• **WHAT TO WORK ON**:
Quote every line from the one containing "action-new-visit[interactable]: New visit: [567, 193, 623, 208]" down to the one containing "nav-prospect[interactable]: Prospect: [341, 0, 432, 40]", including both of those lines.

** begin ENTRIES SUPPLIED **

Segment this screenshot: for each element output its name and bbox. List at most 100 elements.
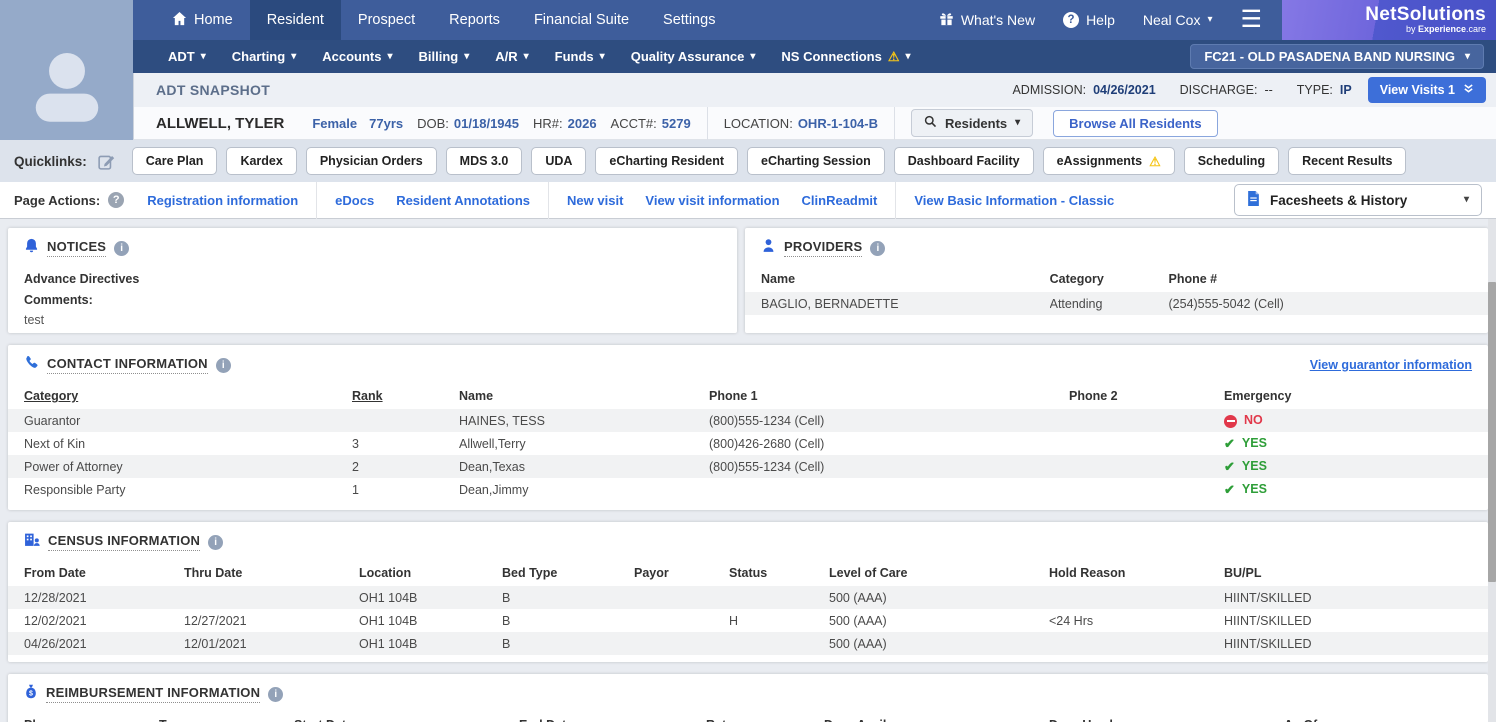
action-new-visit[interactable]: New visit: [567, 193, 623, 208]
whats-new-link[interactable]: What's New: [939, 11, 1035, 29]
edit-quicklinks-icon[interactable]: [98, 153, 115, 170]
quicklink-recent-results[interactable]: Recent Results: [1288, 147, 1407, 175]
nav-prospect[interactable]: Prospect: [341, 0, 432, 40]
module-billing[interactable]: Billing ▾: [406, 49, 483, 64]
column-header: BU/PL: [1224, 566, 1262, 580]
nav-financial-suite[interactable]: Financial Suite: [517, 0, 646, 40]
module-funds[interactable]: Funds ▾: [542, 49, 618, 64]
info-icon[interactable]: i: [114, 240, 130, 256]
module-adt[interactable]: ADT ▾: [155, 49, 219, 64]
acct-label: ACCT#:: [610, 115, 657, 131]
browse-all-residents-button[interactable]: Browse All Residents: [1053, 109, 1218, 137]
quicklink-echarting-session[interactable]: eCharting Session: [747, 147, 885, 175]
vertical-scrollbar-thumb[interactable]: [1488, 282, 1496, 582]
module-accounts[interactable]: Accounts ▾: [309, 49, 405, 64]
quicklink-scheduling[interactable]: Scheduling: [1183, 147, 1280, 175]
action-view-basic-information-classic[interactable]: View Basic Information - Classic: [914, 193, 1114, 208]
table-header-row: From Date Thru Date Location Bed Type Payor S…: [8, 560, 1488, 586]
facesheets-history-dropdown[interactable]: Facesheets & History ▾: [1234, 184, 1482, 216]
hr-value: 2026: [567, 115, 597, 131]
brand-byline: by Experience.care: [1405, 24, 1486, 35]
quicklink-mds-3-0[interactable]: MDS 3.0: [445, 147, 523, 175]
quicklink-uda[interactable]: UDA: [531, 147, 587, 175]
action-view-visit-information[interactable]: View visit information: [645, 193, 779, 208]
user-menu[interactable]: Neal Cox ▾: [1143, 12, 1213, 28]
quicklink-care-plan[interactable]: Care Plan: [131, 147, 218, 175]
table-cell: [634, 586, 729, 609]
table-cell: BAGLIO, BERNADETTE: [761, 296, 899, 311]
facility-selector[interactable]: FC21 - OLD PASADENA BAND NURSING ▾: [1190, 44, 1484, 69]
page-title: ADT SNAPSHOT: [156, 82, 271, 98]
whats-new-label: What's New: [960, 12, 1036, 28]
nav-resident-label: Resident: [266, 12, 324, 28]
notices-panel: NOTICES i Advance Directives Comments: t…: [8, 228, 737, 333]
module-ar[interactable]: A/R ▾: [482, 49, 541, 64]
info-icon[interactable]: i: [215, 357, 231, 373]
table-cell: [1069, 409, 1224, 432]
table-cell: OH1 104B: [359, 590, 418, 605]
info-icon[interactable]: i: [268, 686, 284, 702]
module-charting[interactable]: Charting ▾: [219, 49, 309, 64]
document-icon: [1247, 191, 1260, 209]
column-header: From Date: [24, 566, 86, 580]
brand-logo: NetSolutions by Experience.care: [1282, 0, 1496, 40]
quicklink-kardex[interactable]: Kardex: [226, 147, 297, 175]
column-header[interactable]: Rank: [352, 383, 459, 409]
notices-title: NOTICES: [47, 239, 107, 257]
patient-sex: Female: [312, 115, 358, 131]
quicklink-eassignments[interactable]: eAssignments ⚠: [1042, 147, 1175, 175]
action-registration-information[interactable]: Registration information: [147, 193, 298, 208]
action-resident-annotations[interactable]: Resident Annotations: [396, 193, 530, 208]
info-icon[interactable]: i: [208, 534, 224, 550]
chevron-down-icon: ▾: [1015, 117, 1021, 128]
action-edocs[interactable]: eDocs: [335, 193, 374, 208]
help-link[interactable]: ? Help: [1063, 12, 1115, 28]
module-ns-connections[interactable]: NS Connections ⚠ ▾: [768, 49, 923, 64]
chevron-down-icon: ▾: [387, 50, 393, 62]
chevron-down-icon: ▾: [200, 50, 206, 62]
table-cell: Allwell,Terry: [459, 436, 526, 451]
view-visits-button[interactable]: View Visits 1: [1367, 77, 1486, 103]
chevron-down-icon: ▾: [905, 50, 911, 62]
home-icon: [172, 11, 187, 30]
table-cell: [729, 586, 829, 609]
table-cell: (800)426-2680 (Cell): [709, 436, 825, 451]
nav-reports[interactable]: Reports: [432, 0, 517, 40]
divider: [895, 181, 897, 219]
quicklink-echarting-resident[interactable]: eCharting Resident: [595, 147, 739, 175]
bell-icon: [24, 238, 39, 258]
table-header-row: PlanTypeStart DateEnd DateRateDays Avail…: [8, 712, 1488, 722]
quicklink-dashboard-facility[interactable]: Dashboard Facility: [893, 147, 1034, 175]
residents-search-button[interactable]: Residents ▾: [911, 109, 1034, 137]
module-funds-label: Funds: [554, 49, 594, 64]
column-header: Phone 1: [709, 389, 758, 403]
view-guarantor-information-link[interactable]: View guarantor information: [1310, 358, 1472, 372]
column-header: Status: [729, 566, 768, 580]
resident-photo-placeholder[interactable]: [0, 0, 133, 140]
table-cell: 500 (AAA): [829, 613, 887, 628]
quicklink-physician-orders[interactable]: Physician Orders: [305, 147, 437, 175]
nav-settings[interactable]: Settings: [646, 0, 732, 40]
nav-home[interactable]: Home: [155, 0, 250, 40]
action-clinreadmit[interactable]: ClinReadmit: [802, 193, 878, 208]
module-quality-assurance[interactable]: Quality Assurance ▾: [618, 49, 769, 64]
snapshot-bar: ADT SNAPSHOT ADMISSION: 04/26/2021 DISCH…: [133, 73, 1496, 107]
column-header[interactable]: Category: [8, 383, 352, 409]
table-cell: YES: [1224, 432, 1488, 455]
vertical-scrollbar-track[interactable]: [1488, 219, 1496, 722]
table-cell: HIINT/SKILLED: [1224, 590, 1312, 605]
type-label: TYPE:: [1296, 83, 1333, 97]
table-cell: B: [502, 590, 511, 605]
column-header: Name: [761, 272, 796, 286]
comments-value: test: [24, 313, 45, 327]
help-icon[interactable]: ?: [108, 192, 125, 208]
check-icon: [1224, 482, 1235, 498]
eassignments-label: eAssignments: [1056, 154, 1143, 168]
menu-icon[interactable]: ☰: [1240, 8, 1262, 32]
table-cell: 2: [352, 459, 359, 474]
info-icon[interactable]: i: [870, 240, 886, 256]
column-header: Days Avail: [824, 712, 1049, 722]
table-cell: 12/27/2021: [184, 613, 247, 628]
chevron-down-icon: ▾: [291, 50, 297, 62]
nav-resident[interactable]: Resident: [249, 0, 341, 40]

** end ENTRIES SUPPLIED **

• **ANSWER IN FULL**:
action-new-visit[interactable]: New visit: [567, 193, 623, 208]
whats-new-link[interactable]: What's New: [939, 11, 1035, 29]
edit-quicklinks-icon[interactable]: [98, 153, 115, 170]
quicklink-recent-results[interactable]: Recent Results: [1288, 147, 1407, 175]
nav-prospect[interactable]: Prospect: [341, 0, 432, 40]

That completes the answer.